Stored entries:
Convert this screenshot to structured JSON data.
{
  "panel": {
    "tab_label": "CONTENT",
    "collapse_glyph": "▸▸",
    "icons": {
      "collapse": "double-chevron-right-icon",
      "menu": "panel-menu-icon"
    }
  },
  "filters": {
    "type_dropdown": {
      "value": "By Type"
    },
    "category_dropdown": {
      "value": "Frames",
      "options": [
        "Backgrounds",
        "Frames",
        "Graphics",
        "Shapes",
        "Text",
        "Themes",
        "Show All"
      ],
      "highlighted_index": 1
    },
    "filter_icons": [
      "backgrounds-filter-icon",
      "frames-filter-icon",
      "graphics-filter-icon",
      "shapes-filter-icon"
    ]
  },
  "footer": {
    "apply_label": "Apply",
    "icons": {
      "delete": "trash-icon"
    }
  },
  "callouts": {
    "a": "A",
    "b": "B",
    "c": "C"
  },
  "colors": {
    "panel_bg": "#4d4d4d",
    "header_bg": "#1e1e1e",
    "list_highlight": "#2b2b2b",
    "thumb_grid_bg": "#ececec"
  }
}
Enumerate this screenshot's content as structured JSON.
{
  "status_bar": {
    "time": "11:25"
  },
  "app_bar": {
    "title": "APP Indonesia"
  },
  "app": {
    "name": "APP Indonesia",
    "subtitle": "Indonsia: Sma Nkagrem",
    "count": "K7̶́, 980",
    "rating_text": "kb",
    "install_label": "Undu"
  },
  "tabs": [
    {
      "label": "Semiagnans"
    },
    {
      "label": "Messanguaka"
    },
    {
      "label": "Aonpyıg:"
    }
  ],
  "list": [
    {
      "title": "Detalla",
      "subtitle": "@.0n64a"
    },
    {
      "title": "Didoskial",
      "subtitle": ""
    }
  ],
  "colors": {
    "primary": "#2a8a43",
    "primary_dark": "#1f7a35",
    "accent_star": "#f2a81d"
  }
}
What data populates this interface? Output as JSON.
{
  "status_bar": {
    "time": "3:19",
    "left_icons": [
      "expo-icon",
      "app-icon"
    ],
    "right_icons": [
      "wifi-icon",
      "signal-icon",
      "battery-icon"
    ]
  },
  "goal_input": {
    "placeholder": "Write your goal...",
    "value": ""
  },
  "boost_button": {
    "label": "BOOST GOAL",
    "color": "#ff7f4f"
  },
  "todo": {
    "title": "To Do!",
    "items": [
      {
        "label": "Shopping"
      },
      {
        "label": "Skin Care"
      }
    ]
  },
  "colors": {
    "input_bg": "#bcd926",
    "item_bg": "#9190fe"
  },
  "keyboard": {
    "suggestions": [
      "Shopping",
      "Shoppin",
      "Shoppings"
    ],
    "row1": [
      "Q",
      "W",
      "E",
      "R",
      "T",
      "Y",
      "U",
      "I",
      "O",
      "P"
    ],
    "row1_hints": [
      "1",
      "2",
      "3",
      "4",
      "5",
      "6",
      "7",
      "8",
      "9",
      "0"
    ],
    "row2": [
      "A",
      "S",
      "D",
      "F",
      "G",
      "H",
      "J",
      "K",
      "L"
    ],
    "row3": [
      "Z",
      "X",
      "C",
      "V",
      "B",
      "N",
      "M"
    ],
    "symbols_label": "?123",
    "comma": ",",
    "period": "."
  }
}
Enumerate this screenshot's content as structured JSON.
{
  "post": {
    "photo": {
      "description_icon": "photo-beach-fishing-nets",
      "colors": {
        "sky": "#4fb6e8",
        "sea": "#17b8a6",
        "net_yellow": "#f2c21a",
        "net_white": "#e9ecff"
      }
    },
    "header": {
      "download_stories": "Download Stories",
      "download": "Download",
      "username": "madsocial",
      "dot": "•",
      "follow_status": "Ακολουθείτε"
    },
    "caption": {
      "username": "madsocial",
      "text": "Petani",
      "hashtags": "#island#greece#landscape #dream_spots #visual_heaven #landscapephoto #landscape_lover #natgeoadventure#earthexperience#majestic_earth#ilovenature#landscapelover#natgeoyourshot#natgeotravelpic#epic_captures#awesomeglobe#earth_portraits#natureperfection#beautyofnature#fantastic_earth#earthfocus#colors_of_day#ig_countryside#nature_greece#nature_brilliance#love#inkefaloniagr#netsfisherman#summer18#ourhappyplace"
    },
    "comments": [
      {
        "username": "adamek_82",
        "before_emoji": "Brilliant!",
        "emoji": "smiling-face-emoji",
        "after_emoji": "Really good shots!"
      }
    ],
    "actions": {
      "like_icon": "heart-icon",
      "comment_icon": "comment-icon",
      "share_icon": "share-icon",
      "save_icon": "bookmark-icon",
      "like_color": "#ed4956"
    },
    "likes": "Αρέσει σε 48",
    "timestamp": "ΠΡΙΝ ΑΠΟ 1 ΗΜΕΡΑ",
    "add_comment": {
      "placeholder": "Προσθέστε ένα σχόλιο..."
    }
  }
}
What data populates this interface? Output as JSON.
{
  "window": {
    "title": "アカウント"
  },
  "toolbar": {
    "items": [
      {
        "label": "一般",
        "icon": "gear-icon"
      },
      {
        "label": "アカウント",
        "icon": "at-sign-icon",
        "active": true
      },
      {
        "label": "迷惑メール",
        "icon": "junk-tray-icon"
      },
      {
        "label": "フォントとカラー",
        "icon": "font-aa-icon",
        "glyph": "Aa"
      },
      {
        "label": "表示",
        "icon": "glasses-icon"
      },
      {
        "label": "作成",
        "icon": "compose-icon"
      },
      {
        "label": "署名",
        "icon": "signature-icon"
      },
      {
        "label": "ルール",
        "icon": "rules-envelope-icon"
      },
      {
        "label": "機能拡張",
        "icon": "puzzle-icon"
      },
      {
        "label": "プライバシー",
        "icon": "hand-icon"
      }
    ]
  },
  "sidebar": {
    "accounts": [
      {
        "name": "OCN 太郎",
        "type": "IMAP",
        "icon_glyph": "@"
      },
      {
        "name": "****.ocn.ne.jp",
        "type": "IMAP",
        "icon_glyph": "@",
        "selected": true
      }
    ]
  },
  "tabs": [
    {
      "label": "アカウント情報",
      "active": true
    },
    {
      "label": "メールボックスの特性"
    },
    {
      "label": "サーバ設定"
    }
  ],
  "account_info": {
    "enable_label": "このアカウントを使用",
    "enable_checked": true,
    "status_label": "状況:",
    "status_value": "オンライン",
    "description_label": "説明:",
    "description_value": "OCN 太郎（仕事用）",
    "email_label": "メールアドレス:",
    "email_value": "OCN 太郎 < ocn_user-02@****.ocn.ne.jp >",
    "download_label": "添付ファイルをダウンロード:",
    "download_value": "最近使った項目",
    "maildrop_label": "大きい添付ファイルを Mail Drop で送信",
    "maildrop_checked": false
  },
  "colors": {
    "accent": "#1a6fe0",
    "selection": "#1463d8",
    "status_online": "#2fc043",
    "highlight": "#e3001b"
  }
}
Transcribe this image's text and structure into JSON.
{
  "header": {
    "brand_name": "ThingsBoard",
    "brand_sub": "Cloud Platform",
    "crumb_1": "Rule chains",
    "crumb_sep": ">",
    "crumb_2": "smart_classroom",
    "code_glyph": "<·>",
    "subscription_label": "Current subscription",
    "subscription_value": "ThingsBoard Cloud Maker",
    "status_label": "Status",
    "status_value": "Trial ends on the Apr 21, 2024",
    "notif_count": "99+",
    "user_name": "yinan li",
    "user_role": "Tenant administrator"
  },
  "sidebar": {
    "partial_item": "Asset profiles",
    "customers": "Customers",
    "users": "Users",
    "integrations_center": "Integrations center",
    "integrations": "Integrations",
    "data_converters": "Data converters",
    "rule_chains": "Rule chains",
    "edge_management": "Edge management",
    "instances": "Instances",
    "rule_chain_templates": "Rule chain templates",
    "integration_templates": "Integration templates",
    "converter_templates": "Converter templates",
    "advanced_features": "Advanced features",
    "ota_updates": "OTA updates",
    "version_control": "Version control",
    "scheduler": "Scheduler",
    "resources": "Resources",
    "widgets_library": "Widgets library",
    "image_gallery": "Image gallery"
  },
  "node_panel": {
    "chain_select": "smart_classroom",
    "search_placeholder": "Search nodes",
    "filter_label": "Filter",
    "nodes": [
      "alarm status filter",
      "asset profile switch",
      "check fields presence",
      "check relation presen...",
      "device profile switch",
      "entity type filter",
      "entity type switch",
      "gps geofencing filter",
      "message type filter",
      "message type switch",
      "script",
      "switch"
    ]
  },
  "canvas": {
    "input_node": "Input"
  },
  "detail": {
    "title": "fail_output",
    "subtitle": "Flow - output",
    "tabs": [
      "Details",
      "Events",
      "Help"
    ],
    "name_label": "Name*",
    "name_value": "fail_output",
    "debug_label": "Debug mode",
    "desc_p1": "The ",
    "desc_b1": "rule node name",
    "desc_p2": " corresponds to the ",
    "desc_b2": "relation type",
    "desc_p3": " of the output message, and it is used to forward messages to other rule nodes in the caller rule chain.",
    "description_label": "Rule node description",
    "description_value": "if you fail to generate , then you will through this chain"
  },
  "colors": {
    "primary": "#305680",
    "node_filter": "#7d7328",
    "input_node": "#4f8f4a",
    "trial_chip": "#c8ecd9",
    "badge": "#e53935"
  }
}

§ **To be done**
From the entries above, copy every line where the word "message" shows up.

§ **The reply**
      "message type filter",
      "message type switch",
    "desc_p3": " of the output message, and it is used to forward messages to other rule nodes in the caller rule chain.",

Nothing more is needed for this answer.